Extract every line from the records below that contains the word "text".
━━━━━ DATA RECORDS
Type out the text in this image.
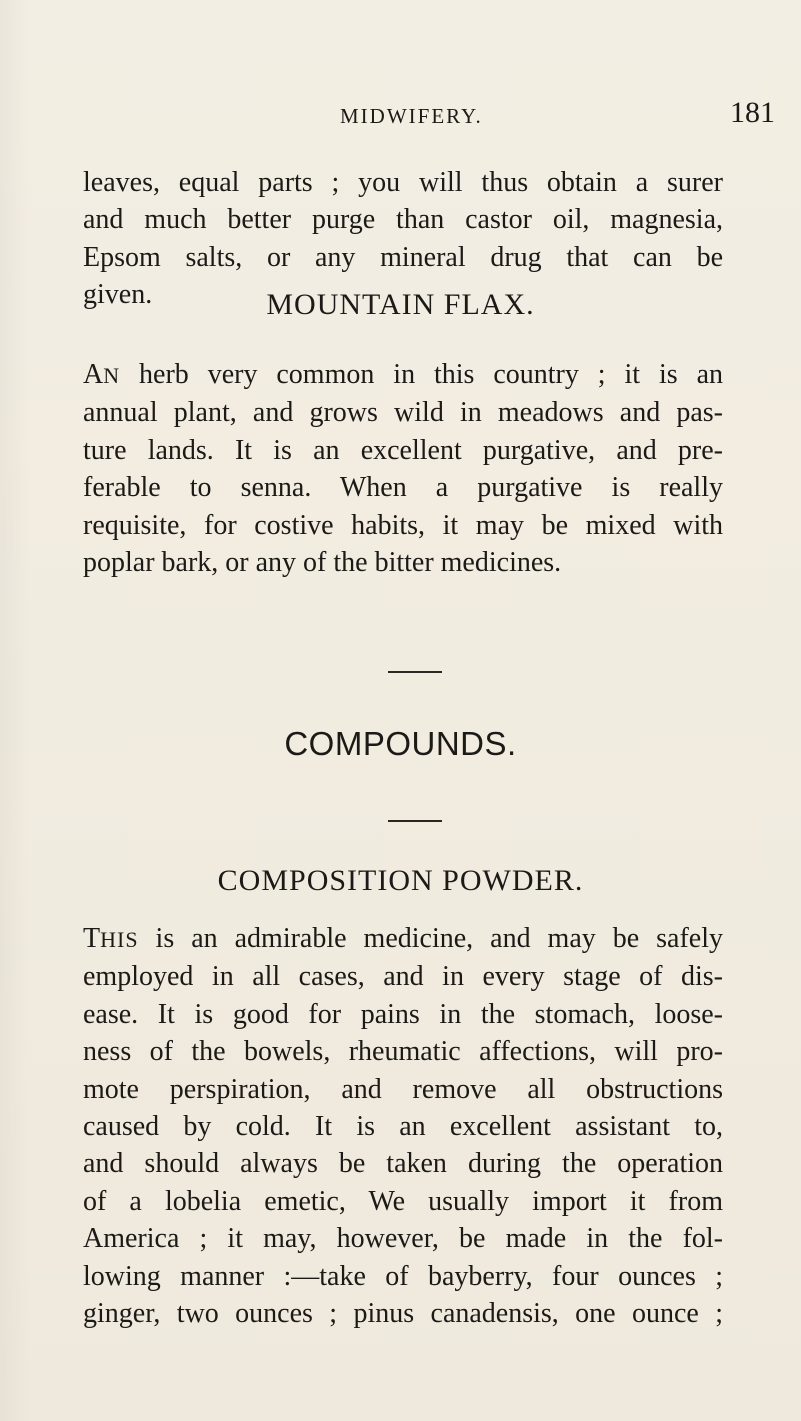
MIDWIFERY.	181
leaves, equal parts ; you will thus obtain a surer
and much better purge than castor oil, magnesia,
Epsom salts, or any mineral drug that can be
given.	MOUNTAIN FLAX.
AN herb very common in this country ; it is an
annual plant, and grows wild in meadows and pas-
ture lands. It is an excellent purgative, and pre-
ferable to senna. When a purgative is really
requisite, for costive habits, it may be mixed with
poplar bark, or any of the bitter medicines.
COMPOUNDS.
COMPOSITION POWDER.
THIS is an admirable medicine, and may be safely
employed in all cases, and in every stage of dis-
ease. It is good for pains in the stomach, loose-
ness of the bowels, rheumatic affections, will pro-
mote perspiration, and remove all obstructions
caused by cold. It is an excellent assistant to,
and should always be taken during the operation
of a lobelia emetic, We usually import it from
America ; it may, however, be made in the fol-
lowing manner :—take of bayberry, four ounces ;
ginger, two ounces ; pinus canadensis, one ounce ;
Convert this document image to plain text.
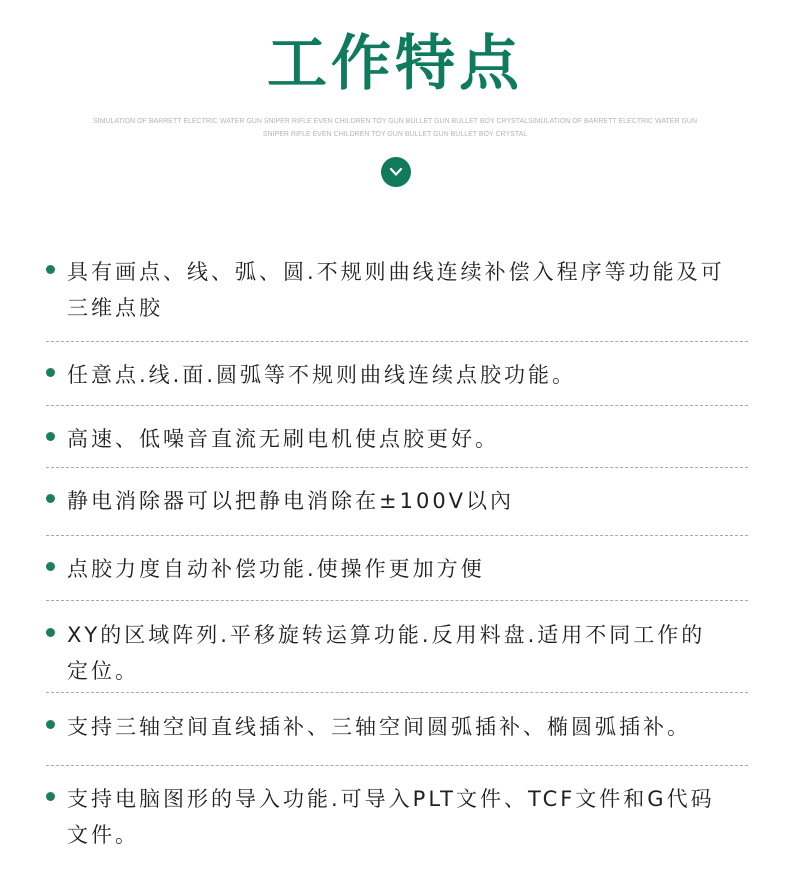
工作特点
SIMULATION OF BARRETT ELECTRIC WATER GUN SNIPER RIFLE EVEN CHILDREN TOY GUN BULLET GUN BULLET BOY CRYSTALSIMULATION OF BARRETT ELECTRIC WATER GUN SNIPER RIFLE EVEN CHILDREN TOY GUN BULLET GUN BULLET BOY CRYSTAL
具有画点、线、弧、圆.不规则曲线连续补偿入程序等功能及可三维点胶
任意点.线.面.圆弧等不规则曲线连续点胶功能。
高速、低噪音直流无刷电机使点胶更好。
静电消除器可以把静电消除在±100V以內
点胶力度自动补偿功能.使操作更加方便
XY的区域阵列.平移旋转运算功能.反用料盘.适用不同工作的定位。
支持三轴空间直线插补、三轴空间圆弧插补、椭圆弧插补。
支持电脑图形的导入功能.可导入PLT文件、TCF文件和G代码文件。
━━━━━━━━━━
- **ANSWER TO THE EXERCISE**
Type out the text in this image.
Convert this document image to plain text.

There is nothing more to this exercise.